* Short task *
Repeat all entries exactly.

────────

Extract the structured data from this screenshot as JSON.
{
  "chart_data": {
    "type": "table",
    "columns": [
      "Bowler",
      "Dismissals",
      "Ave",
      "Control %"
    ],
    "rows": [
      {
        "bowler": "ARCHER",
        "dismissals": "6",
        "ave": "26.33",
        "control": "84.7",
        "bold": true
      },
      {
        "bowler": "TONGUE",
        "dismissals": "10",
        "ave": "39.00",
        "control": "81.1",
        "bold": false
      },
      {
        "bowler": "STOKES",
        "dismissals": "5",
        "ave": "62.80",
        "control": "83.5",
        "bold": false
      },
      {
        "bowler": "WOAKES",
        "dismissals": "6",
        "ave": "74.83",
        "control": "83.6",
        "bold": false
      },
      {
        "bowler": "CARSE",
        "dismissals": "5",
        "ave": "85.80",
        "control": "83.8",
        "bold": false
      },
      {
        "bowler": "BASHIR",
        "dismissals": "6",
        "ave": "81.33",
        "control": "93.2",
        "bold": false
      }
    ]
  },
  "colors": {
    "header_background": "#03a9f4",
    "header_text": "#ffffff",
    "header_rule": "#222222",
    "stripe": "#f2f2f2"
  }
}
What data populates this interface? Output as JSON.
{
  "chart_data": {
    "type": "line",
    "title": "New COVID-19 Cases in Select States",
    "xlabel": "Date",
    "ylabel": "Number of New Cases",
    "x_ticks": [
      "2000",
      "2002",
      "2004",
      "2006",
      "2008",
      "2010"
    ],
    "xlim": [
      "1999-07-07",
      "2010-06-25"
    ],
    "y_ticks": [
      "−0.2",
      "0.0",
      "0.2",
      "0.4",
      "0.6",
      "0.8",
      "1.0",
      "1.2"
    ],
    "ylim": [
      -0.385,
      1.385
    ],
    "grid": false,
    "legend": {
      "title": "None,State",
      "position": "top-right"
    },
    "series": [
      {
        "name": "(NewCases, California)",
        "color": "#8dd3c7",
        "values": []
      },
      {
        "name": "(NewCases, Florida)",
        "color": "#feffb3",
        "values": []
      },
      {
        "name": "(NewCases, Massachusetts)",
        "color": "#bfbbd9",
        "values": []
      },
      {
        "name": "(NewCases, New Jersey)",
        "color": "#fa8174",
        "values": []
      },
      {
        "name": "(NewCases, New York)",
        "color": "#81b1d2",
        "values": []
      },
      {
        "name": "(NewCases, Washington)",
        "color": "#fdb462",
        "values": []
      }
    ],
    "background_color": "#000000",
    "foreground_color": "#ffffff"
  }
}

────────

* Finished answer *
Extract the structured data from this screenshot as JSON.
{
  "chart_data": {
    "type": "table",
    "columns": [
      "Bowler",
      "Dismissals",
      "Ave",
      "Control %"
    ],
    "rows": [
      {
        "bowler": "ARCHER",
        "dismissals": "6",
        "ave": "26.33",
        "control": "84.7",
        "bold": true
      },
      {
        "bowler": "TONGUE",
        "dismissals": "10",
        "ave": "39.00",
        "control": "81.1",
        "bold": false
      },
      {
        "bowler": "STOKES",
        "dismissals": "5",
        "ave": "62.80",
        "control": "83.5",
        "bold": false
      },
      {
        "bowler": "WOAKES",
        "dismissals": "6",
        "ave": "74.83",
        "control": "83.6",
        "bold": false
      },
      {
        "bowler": "CARSE",
        "dismissals": "5",
        "ave": "85.80",
        "control": "83.8",
        "bold": false
      },
      {
        "bowler": "BASHIR",
        "dismissals": "6",
        "ave": "81.33",
        "control": "93.2",
        "bold": false
      }
    ]
  },
  "colors": {
    "header_background": "#03a9f4",
    "header_text": "#ffffff",
    "header_rule": "#222222",
    "stripe": "#f2f2f2"
  }
}
What data populates this interface? Output as JSON.
{
  "chart_data": {
    "type": "line",
    "title": "New COVID-19 Cases in Select States",
    "xlabel": "Date",
    "ylabel": "Number of New Cases",
    "x_ticks": [
      "2000",
      "2002",
      "2004",
      "2006",
      "2008",
      "2010"
    ],
    "xlim": [
      "1999-07-07",
      "2010-06-25"
    ],
    "y_ticks": [
      "−0.2",
      "0.0",
      "0.2",
      "0.4",
      "0.6",
      "0.8",
      "1.0",
      "1.2"
    ],
    "ylim": [
      -0.385,
      1.385
    ],
    "grid": false,
    "legend": {
      "title": "None,State",
      "position": "top-right"
    },
    "series": [
      {
        "name": "(NewCases, California)",
        "color": "#8dd3c7",
        "values": []
      },
      {
        "name": "(NewCases, Florida)",
        "color": "#feffb3",
        "values": []
      },
      {
        "name": "(NewCases, Massachusetts)",
        "color": "#bfbbd9",
        "values": []
      },
      {
        "name": "(NewCases, New Jersey)",
        "color": "#fa8174",
        "values": []
      },
      {
        "name": "(NewCases, New York)",
        "color": "#81b1d2",
        "values": []
      },
      {
        "name": "(NewCases, Washington)",
        "color": "#fdb462",
        "values": []
      }
    ],
    "background_color": "#000000",
    "foreground_color": "#ffffff"
  }
}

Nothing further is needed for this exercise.